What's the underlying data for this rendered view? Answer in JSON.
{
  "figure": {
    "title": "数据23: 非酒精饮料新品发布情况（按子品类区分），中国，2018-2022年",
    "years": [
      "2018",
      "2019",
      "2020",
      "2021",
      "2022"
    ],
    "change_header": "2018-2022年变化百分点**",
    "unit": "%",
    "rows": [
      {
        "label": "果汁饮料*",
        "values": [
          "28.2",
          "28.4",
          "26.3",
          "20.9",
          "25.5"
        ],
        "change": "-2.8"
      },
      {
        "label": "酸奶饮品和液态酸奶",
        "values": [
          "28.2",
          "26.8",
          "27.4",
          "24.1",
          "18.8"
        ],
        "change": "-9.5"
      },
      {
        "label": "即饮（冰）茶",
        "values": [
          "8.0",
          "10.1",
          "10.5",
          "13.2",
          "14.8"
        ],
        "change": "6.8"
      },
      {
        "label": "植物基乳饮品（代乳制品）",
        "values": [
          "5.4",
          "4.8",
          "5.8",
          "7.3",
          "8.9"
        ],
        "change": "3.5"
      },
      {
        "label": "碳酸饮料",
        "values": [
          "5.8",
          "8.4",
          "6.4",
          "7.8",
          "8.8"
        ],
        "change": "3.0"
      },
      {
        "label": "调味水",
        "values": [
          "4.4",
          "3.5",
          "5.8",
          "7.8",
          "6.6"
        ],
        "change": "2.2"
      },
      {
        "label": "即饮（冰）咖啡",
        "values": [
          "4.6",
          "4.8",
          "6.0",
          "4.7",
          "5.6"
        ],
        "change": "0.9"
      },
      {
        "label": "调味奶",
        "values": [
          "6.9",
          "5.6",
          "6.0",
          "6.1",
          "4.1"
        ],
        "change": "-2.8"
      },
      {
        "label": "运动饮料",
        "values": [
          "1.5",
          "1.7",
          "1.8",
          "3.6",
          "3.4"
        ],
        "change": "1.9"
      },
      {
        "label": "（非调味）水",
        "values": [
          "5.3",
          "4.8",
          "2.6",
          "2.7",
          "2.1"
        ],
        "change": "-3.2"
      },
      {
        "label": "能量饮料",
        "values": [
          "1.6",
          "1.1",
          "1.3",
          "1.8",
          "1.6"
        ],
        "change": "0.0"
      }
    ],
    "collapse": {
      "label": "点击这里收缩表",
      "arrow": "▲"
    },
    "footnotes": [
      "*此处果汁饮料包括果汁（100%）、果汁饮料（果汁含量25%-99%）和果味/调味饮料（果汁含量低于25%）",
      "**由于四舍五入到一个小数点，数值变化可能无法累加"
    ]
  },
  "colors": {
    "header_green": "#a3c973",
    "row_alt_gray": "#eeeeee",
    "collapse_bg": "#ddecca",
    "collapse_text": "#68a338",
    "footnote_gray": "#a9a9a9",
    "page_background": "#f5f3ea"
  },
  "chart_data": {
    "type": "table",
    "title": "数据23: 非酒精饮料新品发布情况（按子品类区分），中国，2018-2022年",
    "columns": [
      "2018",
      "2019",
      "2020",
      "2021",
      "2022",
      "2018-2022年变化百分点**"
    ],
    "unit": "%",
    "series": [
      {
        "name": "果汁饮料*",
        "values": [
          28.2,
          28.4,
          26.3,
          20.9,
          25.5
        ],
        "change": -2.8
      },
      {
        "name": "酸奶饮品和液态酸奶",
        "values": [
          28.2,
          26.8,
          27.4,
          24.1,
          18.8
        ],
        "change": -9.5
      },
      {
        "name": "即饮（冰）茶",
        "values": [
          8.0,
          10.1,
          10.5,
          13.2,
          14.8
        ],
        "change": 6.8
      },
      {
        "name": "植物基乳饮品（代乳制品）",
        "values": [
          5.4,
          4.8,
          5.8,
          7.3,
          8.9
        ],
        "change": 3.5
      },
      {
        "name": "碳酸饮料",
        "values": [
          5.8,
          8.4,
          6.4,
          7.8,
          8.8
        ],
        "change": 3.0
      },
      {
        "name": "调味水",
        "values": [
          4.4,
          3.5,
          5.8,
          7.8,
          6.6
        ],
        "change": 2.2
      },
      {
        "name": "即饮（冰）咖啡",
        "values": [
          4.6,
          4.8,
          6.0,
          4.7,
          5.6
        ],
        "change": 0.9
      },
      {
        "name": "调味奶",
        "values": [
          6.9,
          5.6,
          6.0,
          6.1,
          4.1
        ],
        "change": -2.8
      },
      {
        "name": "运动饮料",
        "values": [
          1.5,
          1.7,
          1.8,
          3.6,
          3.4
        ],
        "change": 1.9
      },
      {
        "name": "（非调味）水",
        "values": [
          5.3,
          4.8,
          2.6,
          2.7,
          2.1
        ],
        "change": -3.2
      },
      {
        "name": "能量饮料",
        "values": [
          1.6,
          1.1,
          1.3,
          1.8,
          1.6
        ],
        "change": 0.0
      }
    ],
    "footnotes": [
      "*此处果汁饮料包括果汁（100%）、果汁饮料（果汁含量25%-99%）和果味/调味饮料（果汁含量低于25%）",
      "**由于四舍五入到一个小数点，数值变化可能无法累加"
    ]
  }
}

▸ **WRITTEN TASK**
The data above must be returned in full, exactly as written.

▸ **RESPONSE TO THIS TASK**
What's the underlying data for this rendered view? Answer in JSON.
{
  "figure": {
    "title": "数据23: 非酒精饮料新品发布情况（按子品类区分），中国，2018-2022年",
    "years": [
      "2018",
      "2019",
      "2020",
      "2021",
      "2022"
    ],
    "change_header": "2018-2022年变化百分点**",
    "unit": "%",
    "rows": [
      {
        "label": "果汁饮料*",
        "values": [
          "28.2",
          "28.4",
          "26.3",
          "20.9",
          "25.5"
        ],
        "change": "-2.8"
      },
      {
        "label": "酸奶饮品和液态酸奶",
        "values": [
          "28.2",
          "26.8",
          "27.4",
          "24.1",
          "18.8"
        ],
        "change": "-9.5"
      },
      {
        "label": "即饮（冰）茶",
        "values": [
          "8.0",
          "10.1",
          "10.5",
          "13.2",
          "14.8"
        ],
        "change": "6.8"
      },
      {
        "label": "植物基乳饮品（代乳制品）",
        "values": [
          "5.4",
          "4.8",
          "5.8",
          "7.3",
          "8.9"
        ],
        "change": "3.5"
      },
      {
        "label": "碳酸饮料",
        "values": [
          "5.8",
          "8.4",
          "6.4",
          "7.8",
          "8.8"
        ],
        "change": "3.0"
      },
      {
        "label": "调味水",
        "values": [
          "4.4",
          "3.5",
          "5.8",
          "7.8",
          "6.6"
        ],
        "change": "2.2"
      },
      {
        "label": "即饮（冰）咖啡",
        "values": [
          "4.6",
          "4.8",
          "6.0",
          "4.7",
          "5.6"
        ],
        "change": "0.9"
      },
      {
        "label": "调味奶",
        "values": [
          "6.9",
          "5.6",
          "6.0",
          "6.1",
          "4.1"
        ],
        "change": "-2.8"
      },
      {
        "label": "运动饮料",
        "values": [
          "1.5",
          "1.7",
          "1.8",
          "3.6",
          "3.4"
        ],
        "change": "1.9"
      },
      {
        "label": "（非调味）水",
        "values": [
          "5.3",
          "4.8",
          "2.6",
          "2.7",
          "2.1"
        ],
        "change": "-3.2"
      },
      {
        "label": "能量饮料",
        "values": [
          "1.6",
          "1.1",
          "1.3",
          "1.8",
          "1.6"
        ],
        "change": "0.0"
      }
    ],
    "collapse": {
      "label": "点击这里收缩表",
      "arrow": "▲"
    },
    "footnotes": [
      "*此处果汁饮料包括果汁（100%）、果汁饮料（果汁含量25%-99%）和果味/调味饮料（果汁含量低于25%）",
      "**由于四舍五入到一个小数点，数值变化可能无法累加"
    ]
  },
  "colors": {
    "header_green": "#a3c973",
    "row_alt_gray": "#eeeeee",
    "collapse_bg": "#ddecca",
    "collapse_text": "#68a338",
    "footnote_gray": "#a9a9a9",
    "page_background": "#f5f3ea"
  },
  "chart_data": {
    "type": "table",
    "title": "数据23: 非酒精饮料新品发布情况（按子品类区分），中国，2018-2022年",
    "columns": [
      "2018",
      "2019",
      "2020",
      "2021",
      "2022",
      "2018-2022年变化百分点**"
    ],
    "unit": "%",
    "series": [
      {
        "name": "果汁饮料*",
        "values": [
          28.2,
          28.4,
          26.3,
          20.9,
          25.5
        ],
        "change": -2.8
      },
      {
        "name": "酸奶饮品和液态酸奶",
        "values": [
          28.2,
          26.8,
          27.4,
          24.1,
          18.8
        ],
        "change": -9.5
      },
      {
        "name": "即饮（冰）茶",
        "values": [
          8.0,
          10.1,
          10.5,
          13.2,
          14.8
        ],
        "change": 6.8
      },
      {
        "name": "植物基乳饮品（代乳制品）",
        "values": [
          5.4,
          4.8,
          5.8,
          7.3,
          8.9
        ],
        "change": 3.5
      },
      {
        "name": "碳酸饮料",
        "values": [
          5.8,
          8.4,
          6.4,
          7.8,
          8.8
        ],
        "change": 3.0
      },
      {
        "name": "调味水",
        "values": [
          4.4,
          3.5,
          5.8,
          7.8,
          6.6
        ],
        "change": 2.2
      },
      {
        "name": "即饮（冰）咖啡",
        "values": [
          4.6,
          4.8,
          6.0,
          4.7,
          5.6
        ],
        "change": 0.9
      },
      {
        "name": "调味奶",
        "values": [
          6.9,
          5.6,
          6.0,
          6.1,
          4.1
        ],
        "change": -2.8
      },
      {
        "name": "运动饮料",
        "values": [
          1.5,
          1.7,
          1.8,
          3.6,
          3.4
        ],
        "change": 1.9
      },
      {
        "name": "（非调味）水",
        "values": [
          5.3,
          4.8,
          2.6,
          2.7,
          2.1
        ],
        "change": -3.2
      },
      {
        "name": "能量饮料",
        "values": [
          1.6,
          1.1,
          1.3,
          1.8,
          1.6
        ],
        "change": 0.0
      }
    ],
    "footnotes": [
      "*此处果汁饮料包括果汁（100%）、果汁饮料（果汁含量25%-99%）和果味/调味饮料（果汁含量低于25%）",
      "**由于四舍五入到一个小数点，数值变化可能无法累加"
    ]
  }
}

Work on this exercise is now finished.